**MATERIAL PROVIDED**
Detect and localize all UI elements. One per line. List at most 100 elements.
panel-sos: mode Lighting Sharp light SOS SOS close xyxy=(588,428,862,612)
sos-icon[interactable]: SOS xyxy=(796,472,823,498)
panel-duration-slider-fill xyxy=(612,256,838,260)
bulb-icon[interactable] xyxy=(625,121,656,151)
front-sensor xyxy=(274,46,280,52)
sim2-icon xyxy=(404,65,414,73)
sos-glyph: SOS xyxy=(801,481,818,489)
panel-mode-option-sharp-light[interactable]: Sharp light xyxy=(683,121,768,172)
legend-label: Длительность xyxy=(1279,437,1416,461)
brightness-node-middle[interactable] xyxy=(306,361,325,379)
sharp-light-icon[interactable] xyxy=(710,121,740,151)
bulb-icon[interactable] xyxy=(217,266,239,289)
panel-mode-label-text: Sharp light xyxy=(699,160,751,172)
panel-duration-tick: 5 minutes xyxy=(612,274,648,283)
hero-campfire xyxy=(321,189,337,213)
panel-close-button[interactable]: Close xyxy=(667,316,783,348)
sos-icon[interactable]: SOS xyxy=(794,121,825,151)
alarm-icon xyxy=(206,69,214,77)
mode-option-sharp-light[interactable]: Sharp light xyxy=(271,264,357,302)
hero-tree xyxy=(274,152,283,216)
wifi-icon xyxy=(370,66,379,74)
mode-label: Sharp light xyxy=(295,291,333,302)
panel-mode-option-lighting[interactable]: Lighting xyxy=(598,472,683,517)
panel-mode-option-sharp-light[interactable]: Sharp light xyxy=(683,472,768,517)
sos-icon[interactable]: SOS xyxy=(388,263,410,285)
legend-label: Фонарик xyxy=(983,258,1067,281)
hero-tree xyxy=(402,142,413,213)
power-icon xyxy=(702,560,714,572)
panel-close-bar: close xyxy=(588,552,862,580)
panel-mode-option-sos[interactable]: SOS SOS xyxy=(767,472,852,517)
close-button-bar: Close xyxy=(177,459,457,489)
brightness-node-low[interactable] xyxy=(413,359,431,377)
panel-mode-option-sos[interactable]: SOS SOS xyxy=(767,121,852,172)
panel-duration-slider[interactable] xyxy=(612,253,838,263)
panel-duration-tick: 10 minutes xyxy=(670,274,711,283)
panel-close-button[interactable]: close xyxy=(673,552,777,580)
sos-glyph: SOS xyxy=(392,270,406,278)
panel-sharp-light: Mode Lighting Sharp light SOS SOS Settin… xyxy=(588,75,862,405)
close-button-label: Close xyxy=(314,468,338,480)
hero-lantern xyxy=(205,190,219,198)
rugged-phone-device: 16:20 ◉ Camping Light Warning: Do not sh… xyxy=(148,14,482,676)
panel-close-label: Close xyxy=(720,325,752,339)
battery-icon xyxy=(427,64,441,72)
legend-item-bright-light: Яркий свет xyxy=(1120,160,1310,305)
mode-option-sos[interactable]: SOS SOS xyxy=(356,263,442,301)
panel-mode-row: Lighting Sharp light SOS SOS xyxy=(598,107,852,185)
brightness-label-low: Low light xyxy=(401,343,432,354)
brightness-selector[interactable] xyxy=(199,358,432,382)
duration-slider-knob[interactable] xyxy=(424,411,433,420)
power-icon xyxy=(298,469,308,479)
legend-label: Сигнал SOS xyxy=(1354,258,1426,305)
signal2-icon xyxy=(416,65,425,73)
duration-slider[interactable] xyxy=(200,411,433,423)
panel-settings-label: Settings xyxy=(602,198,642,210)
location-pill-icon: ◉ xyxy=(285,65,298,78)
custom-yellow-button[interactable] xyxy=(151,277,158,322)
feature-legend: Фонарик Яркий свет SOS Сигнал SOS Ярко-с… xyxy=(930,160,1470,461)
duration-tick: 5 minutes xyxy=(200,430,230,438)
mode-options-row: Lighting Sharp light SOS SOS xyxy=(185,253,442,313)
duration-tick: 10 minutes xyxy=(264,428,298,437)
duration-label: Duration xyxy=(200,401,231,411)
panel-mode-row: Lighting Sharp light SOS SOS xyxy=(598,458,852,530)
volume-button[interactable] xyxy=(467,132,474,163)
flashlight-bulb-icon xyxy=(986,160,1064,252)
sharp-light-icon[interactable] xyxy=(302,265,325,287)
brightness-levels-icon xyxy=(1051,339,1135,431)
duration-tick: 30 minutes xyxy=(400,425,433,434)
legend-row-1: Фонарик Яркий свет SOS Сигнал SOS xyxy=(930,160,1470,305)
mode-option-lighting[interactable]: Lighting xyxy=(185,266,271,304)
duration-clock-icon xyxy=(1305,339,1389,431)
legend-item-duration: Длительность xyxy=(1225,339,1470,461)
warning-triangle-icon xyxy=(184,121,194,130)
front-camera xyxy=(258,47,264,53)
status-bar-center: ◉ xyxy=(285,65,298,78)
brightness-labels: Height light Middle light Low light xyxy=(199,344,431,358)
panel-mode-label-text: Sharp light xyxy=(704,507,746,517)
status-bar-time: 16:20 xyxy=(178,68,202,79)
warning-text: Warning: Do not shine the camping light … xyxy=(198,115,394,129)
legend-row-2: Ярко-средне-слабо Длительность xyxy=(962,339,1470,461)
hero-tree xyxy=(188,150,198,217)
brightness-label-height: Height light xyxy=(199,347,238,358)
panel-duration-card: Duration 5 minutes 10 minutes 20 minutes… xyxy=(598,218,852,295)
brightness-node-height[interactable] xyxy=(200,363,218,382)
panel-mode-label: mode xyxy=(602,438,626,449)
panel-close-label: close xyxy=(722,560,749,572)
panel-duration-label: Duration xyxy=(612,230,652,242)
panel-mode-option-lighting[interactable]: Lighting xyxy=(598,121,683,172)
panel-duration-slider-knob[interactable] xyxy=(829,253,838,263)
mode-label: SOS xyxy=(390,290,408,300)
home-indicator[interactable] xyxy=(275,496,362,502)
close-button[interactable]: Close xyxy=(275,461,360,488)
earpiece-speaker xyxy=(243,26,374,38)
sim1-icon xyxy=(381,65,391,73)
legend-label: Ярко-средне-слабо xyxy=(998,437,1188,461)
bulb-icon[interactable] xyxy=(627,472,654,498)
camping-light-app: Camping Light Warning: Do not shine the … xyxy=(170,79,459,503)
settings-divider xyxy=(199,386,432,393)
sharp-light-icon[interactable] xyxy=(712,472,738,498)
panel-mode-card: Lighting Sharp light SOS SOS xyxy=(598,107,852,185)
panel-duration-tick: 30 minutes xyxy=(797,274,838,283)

**THE TASK**
Copy the data verbatim, starting at its very beginning and ending with the line that contains "Sharp light xyxy=(683,121,768,172)", including both of those lines and nothing after them.

**RESULT**
Detect and localize all UI elements. One per line. List at most 100 elements.
panel-sos: mode Lighting Sharp light SOS SOS close xyxy=(588,428,862,612)
sos-icon[interactable]: SOS xyxy=(796,472,823,498)
panel-duration-slider-fill xyxy=(612,256,838,260)
bulb-icon[interactable] xyxy=(625,121,656,151)
front-sensor xyxy=(274,46,280,52)
sim2-icon xyxy=(404,65,414,73)
sos-glyph: SOS xyxy=(801,481,818,489)
panel-mode-option-sharp-light[interactable]: Sharp light xyxy=(683,121,768,172)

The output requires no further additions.